§ EXERCISE PROMPT: Everything from the line that holds "Output the text content of this document." through the end of the data below should be output exactly, both ends included.

* BEGIN INPUT FOR THIS TASK *

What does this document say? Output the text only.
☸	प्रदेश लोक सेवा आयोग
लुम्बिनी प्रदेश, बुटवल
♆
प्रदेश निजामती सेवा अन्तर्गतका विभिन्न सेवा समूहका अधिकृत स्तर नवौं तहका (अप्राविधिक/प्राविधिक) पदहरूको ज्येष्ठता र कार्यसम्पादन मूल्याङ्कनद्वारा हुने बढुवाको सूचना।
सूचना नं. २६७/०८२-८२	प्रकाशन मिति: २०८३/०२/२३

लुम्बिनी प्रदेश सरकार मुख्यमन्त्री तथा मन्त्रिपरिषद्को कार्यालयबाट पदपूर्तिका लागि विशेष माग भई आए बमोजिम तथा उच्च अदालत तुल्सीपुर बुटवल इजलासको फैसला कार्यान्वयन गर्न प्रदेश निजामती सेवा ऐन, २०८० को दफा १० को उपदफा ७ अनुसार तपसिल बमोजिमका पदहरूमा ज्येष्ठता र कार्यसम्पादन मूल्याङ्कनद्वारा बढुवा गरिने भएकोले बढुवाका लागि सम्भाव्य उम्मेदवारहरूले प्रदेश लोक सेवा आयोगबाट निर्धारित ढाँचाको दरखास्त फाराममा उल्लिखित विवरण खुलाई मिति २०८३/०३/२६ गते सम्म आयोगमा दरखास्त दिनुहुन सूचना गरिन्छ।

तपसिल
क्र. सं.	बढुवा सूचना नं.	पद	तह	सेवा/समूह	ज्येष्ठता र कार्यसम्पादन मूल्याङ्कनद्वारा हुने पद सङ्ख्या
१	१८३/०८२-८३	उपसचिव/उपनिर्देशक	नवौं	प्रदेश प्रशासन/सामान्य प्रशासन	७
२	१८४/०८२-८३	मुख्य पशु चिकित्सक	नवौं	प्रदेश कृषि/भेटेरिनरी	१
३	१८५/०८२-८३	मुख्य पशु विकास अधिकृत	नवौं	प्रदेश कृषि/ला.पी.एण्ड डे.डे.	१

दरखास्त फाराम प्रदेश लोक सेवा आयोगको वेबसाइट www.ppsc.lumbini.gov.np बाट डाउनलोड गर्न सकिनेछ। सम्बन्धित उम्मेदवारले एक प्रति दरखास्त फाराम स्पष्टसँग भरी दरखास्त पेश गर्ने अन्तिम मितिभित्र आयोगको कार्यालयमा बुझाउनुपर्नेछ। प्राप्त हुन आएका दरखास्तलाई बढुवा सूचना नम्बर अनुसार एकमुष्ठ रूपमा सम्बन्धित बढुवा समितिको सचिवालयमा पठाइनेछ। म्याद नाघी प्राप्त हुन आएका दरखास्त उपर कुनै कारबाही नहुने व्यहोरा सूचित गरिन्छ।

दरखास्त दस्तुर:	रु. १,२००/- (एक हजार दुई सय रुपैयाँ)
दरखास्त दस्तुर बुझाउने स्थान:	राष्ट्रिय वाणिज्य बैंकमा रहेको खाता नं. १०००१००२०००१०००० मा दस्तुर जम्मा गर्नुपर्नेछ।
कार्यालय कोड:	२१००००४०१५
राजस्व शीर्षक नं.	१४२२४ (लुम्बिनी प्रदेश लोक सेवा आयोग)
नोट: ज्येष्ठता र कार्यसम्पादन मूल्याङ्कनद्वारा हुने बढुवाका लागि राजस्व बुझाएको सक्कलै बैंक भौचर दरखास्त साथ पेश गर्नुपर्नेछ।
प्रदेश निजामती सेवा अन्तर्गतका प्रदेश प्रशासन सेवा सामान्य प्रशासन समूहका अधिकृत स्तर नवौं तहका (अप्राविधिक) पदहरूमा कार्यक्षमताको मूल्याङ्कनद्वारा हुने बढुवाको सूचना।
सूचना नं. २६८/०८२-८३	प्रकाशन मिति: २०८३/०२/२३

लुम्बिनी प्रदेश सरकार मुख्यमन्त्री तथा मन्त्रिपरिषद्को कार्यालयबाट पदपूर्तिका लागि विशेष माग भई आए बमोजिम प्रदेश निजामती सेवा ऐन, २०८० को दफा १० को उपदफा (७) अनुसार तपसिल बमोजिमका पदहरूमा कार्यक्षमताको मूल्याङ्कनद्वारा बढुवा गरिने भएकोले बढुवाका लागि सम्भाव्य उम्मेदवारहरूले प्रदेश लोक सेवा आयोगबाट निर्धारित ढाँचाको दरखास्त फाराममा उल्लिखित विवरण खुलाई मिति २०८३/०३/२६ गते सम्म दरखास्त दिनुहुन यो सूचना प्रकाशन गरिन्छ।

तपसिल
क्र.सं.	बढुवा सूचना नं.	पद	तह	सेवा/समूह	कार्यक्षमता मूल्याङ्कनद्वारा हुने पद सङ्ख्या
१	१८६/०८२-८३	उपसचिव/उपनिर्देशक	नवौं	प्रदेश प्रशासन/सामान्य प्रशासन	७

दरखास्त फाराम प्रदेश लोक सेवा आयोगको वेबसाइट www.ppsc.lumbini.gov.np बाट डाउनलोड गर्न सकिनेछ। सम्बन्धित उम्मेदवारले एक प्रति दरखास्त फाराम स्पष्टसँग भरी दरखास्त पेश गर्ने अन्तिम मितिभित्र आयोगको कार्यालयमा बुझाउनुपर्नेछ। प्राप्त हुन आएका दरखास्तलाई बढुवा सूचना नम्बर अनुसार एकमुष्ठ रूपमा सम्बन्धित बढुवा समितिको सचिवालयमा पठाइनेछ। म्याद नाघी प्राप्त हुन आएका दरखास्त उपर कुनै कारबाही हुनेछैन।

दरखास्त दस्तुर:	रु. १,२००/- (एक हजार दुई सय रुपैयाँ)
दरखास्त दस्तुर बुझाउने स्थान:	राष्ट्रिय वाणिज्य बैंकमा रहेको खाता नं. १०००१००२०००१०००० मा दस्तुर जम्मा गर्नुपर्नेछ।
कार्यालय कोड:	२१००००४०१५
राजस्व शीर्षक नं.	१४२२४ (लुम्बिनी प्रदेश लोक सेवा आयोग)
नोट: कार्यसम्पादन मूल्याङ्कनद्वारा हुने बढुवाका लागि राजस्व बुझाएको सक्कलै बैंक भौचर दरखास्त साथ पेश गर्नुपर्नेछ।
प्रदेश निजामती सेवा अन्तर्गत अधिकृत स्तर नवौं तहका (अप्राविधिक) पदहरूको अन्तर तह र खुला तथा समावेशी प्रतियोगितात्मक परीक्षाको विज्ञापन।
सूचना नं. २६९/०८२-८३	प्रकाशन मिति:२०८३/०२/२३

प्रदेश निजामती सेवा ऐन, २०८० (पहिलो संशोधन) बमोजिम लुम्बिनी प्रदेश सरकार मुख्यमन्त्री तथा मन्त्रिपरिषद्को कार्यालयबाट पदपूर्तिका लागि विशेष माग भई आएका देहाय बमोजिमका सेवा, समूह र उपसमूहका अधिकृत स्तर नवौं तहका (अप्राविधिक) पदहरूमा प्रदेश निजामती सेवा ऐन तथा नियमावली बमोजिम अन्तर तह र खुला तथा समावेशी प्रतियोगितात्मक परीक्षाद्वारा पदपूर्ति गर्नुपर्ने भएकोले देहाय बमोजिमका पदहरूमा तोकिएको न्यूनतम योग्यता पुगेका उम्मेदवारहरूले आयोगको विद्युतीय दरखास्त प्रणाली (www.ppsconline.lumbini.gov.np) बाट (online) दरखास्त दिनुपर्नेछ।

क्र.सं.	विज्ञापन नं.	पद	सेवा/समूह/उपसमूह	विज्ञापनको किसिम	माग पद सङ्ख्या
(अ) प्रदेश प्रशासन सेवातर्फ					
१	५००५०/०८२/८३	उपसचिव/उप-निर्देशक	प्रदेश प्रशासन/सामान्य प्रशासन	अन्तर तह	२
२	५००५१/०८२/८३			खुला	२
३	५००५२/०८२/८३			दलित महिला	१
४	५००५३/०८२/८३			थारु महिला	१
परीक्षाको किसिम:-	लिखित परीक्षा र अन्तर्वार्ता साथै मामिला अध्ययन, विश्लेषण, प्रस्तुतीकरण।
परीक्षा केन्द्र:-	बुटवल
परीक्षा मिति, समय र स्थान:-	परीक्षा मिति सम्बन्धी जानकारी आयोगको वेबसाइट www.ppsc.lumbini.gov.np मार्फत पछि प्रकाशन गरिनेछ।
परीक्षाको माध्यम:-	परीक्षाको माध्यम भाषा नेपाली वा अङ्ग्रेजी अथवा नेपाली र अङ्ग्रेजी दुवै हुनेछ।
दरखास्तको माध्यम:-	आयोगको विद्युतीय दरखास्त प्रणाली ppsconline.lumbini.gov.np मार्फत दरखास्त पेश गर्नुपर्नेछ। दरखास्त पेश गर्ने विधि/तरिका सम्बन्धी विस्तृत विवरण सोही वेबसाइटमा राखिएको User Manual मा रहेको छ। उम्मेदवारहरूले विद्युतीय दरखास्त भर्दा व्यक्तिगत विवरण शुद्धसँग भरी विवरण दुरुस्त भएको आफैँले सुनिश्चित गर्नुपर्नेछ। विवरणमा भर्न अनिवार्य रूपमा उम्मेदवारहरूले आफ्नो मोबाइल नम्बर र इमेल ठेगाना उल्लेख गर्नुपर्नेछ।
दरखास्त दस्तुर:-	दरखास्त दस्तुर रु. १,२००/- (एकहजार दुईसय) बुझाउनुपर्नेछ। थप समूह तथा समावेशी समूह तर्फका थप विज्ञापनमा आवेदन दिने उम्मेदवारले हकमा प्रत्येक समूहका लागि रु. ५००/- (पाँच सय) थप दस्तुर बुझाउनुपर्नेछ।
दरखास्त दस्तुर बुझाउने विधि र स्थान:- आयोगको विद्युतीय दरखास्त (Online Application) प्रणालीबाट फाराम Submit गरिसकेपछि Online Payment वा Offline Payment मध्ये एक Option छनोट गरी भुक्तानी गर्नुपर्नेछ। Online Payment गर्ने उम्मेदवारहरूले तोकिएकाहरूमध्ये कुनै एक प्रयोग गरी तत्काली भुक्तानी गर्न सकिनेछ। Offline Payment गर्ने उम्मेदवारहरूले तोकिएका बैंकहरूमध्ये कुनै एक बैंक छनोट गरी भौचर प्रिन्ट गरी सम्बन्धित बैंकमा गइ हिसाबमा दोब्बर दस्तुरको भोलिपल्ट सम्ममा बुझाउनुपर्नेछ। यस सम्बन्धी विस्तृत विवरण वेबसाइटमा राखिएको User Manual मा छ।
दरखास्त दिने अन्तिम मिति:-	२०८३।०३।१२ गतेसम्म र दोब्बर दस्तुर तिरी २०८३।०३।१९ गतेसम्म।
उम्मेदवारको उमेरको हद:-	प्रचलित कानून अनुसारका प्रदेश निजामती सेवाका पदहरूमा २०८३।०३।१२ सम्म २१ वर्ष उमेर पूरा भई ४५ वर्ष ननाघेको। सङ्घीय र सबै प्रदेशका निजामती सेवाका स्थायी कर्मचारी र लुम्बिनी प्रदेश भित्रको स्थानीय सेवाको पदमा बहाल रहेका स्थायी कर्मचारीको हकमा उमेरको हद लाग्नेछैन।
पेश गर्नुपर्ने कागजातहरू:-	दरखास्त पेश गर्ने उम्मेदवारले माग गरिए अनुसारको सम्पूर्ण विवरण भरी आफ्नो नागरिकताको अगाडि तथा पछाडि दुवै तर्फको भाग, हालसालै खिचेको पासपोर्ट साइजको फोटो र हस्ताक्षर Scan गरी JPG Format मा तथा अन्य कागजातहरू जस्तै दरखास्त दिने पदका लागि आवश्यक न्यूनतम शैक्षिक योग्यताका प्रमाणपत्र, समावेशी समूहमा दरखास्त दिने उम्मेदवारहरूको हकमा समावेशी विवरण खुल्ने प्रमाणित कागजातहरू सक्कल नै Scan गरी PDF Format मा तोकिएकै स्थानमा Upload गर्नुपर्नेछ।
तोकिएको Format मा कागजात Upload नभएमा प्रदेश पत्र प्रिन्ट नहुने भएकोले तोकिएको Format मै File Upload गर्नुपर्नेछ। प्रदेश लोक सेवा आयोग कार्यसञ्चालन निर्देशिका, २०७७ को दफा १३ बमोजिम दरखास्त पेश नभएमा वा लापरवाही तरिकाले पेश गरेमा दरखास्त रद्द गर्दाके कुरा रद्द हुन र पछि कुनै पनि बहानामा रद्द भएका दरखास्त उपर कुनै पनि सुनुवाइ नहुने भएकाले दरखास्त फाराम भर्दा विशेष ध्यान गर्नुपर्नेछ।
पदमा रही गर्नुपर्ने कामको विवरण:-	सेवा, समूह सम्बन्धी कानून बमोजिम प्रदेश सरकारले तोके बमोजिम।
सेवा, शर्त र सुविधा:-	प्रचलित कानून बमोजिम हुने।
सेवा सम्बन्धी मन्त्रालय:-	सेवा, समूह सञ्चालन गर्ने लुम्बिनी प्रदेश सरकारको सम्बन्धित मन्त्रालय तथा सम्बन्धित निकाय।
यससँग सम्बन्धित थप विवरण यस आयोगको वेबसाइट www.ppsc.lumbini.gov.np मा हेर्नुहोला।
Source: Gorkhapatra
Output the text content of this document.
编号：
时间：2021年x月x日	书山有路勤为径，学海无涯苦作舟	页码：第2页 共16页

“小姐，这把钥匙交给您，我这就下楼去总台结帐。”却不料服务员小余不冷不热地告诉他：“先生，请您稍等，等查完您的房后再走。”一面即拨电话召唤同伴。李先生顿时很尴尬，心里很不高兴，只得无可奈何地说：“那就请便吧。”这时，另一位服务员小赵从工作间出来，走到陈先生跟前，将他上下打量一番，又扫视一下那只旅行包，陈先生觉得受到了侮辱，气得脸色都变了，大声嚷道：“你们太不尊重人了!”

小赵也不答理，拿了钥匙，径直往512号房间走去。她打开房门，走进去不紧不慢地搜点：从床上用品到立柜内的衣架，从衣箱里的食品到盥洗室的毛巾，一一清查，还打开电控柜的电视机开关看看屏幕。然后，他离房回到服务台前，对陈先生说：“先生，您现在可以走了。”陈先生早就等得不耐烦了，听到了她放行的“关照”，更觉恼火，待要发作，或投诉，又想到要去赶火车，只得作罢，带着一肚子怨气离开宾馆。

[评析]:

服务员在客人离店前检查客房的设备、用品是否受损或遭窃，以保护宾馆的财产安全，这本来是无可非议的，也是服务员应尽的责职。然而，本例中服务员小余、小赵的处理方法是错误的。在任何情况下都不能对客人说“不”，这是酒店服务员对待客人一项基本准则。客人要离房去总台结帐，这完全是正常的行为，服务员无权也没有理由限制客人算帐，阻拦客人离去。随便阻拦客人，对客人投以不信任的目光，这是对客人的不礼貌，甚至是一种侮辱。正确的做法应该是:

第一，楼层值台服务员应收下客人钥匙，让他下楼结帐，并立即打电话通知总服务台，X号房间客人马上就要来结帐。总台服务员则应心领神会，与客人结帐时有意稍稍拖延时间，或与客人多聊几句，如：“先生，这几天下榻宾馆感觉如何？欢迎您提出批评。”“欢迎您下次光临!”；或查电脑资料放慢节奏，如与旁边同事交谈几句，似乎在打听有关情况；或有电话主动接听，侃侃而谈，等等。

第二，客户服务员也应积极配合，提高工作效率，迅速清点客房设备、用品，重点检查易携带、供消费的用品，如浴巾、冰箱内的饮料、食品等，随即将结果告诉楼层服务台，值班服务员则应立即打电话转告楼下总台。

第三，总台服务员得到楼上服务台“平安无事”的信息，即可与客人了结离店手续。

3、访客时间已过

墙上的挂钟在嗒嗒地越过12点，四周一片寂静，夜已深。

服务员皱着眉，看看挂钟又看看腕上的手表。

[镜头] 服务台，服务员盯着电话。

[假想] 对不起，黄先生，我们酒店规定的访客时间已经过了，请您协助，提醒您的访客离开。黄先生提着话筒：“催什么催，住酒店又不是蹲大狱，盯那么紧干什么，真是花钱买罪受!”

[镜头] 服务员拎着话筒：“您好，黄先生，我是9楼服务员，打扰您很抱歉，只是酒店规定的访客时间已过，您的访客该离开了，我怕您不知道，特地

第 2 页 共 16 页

* END INPUT FOR THIS TASK *

§ THE OUTPUT:
Output the text content of this document.
编号：
时间：2021年x月x日	书山有路勤为径，学海无涯苦作舟	页码：第2页 共16页

“小姐，这把钥匙交给您，我这就下楼去总台结帐。”却不料服务员小余不冷不热地告诉他：“先生，请您稍等，等查完您的房后再走。”一面即拨电话召唤同伴。李先生顿时很尴尬，心里很不高兴，只得无可奈何地说：“那就请便吧。”这时，另一位服务员小赵从工作间出来，走到陈先生跟前，将他上下打量一番，又扫视一下那只旅行包，陈先生觉得受到了侮辱，气得脸色都变了，大声嚷道：“你们太不尊重人了!”

小赵也不答理，拿了钥匙，径直往512号房间走去。她打开房门，走进去不紧不慢地搜点：从床上用品到立柜内的衣架，从衣箱里的食品到盥洗室的毛巾，一一清查，还打开电控柜的电视机开关看看屏幕。然后，他离房回到服务台前，对陈先生说：“先生，您现在可以走了。”陈先生早就等得不耐烦了，听到了她放行的“关照”，更觉恼火，待要发作，或投诉，又想到要去赶火车，只得作罢，带着一肚子怨气离开宾馆。

[评析]:

服务员在客人离店前检查客房的设备、用品是否受损或遭窃，以保护宾馆的财产安全，这本来是无可非议的，也是服务员应尽的责职。然而，本例中服务员小余、小赵的处理方法是错误的。在任何情况下都不能对客人说“不”，这是酒店服务员对待客人一项基本准则。客人要离房去总台结帐，这完全是正常的行为，服务员无权也没有理由限制客人算帐，阻拦客人离去。随便阻拦客人，对客人投以不信任的目光，这是对客人的不礼貌，甚至是一种侮辱。正确的做法应该是:

第一，楼层值台服务员应收下客人钥匙，让他下楼结帐，并立即打电话通知总服务台，X号房间客人马上就要来结帐。总台服务员则应心领神会，与客人结帐时有意稍稍拖延时间，或与客人多聊几句，如：“先生，这几天下榻宾馆感觉如何？欢迎您提出批评。”“欢迎您下次光临!”；或查电脑资料放慢节奏，如与旁边同事交谈几句，似乎在打听有关情况；或有电话主动接听，侃侃而谈，等等。

第二，客户服务员也应积极配合，提高工作效率，迅速清点客房设备、用品，重点检查易携带、供消费的用品，如浴巾、冰箱内的饮料、食品等，随即将结果告诉楼层服务台，值班服务员则应立即打电话转告楼下总台。

第三，总台服务员得到楼上服务台“平安无事”的信息，即可与客人了结离店手续。

3、访客时间已过

墙上的挂钟在嗒嗒地越过12点，四周一片寂静，夜已深。

服务员皱着眉，看看挂钟又看看腕上的手表。

[镜头] 服务台，服务员盯着电话。

[假想] 对不起，黄先生，我们酒店规定的访客时间已经过了，请您协助，提醒您的访客离开。黄先生提着话筒：“催什么催，住酒店又不是蹲大狱，盯那么紧干什么，真是花钱买罪受!”

[镜头] 服务员拎着话筒：“您好，黄先生，我是9楼服务员，打扰您很抱歉，只是酒店规定的访客时间已过，您的访客该离开了，我怕您不知道，特地

第 2 页 共 16 页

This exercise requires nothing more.